Return each line containing "this".

··· Data listing

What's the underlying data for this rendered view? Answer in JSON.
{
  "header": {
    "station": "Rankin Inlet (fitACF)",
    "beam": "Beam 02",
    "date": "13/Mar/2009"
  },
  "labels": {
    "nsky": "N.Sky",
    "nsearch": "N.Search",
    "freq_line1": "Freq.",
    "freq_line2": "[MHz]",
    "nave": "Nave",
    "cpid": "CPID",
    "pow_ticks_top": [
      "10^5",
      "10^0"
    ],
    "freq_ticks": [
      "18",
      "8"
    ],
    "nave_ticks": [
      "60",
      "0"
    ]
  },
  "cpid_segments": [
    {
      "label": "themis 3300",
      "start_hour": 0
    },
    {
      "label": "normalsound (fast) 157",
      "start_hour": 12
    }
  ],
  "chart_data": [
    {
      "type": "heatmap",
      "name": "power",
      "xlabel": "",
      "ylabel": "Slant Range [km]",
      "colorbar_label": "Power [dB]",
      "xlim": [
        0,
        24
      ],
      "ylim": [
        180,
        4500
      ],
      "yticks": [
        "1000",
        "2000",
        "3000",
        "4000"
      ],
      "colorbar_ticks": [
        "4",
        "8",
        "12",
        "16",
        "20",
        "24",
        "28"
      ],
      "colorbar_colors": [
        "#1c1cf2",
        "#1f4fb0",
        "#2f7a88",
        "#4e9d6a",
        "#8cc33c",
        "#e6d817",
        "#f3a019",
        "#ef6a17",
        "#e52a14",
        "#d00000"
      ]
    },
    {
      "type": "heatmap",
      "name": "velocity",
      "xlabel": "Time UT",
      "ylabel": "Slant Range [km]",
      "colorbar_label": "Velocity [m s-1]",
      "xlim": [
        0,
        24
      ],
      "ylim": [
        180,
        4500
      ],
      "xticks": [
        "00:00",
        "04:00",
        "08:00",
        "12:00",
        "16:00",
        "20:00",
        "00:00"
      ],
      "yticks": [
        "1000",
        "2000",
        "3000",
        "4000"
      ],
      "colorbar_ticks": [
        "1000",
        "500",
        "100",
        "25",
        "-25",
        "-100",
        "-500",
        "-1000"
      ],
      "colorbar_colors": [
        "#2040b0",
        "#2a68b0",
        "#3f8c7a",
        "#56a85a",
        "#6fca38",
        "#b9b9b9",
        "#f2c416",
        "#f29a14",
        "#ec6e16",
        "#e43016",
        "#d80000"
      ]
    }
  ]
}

······
··· Data listing

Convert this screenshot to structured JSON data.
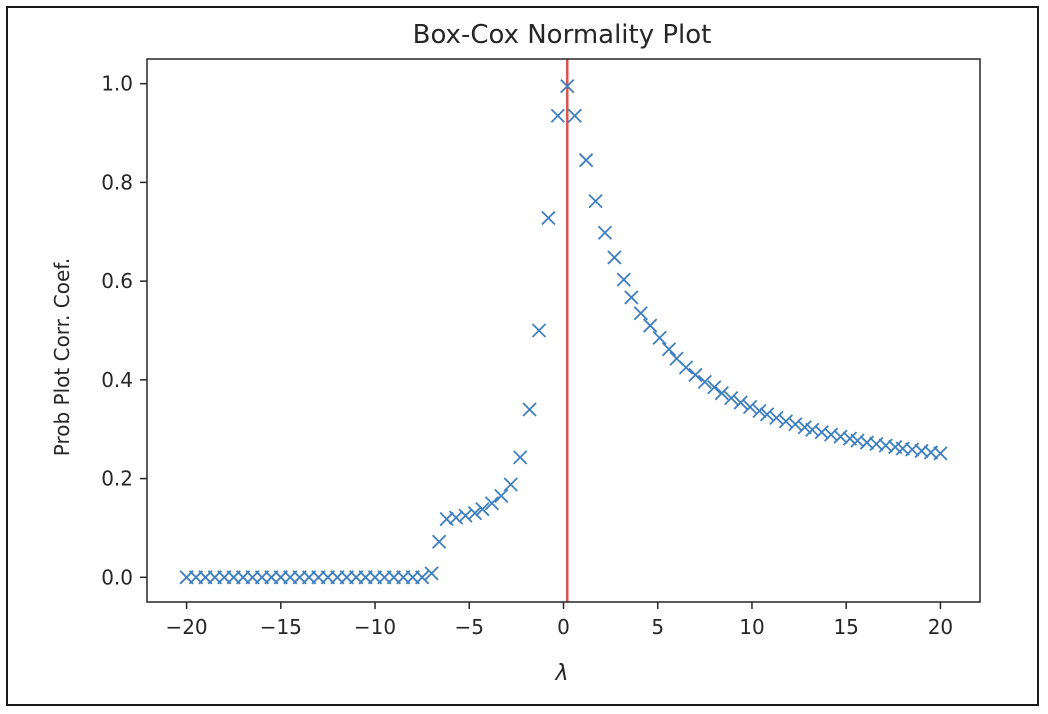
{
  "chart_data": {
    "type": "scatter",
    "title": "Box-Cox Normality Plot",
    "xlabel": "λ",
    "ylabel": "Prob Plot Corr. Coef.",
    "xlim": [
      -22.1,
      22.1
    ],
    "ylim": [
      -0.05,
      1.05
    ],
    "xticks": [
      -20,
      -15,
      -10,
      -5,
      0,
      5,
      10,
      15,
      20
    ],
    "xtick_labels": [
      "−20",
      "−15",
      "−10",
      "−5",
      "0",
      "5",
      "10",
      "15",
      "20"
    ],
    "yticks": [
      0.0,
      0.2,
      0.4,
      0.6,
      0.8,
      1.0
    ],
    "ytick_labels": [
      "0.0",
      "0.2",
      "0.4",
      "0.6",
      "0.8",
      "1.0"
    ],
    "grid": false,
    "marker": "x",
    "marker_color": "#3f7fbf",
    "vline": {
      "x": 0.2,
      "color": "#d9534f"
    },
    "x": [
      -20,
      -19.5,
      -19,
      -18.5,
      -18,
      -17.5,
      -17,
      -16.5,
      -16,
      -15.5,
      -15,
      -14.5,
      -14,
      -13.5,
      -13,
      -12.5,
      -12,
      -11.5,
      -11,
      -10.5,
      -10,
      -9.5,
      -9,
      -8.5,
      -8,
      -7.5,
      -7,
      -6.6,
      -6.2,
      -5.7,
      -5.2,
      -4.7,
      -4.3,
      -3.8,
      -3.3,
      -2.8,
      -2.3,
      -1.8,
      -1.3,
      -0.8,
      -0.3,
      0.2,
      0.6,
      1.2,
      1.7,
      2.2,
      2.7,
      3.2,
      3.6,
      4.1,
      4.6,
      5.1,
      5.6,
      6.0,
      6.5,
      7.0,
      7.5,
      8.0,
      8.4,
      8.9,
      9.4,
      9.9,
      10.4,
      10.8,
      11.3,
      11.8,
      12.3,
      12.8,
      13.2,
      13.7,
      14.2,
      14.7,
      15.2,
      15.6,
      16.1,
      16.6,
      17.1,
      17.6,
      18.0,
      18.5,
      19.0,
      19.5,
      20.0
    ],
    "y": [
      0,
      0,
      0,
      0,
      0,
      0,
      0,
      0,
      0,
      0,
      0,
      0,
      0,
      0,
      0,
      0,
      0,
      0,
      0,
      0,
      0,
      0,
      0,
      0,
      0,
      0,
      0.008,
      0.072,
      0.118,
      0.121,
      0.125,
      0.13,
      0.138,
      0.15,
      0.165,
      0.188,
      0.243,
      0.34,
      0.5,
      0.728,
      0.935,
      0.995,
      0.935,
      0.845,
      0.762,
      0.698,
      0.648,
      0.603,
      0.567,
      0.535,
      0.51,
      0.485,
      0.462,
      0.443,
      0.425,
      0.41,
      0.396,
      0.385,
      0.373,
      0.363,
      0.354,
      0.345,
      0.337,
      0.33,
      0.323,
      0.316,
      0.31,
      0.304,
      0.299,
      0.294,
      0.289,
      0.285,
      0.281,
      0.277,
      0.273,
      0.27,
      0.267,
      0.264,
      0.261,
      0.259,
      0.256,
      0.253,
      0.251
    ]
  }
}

······

-- The response --
What's the underlying data for this rendered view? Answer in JSON.
Convert this screenshot to structured JSON data.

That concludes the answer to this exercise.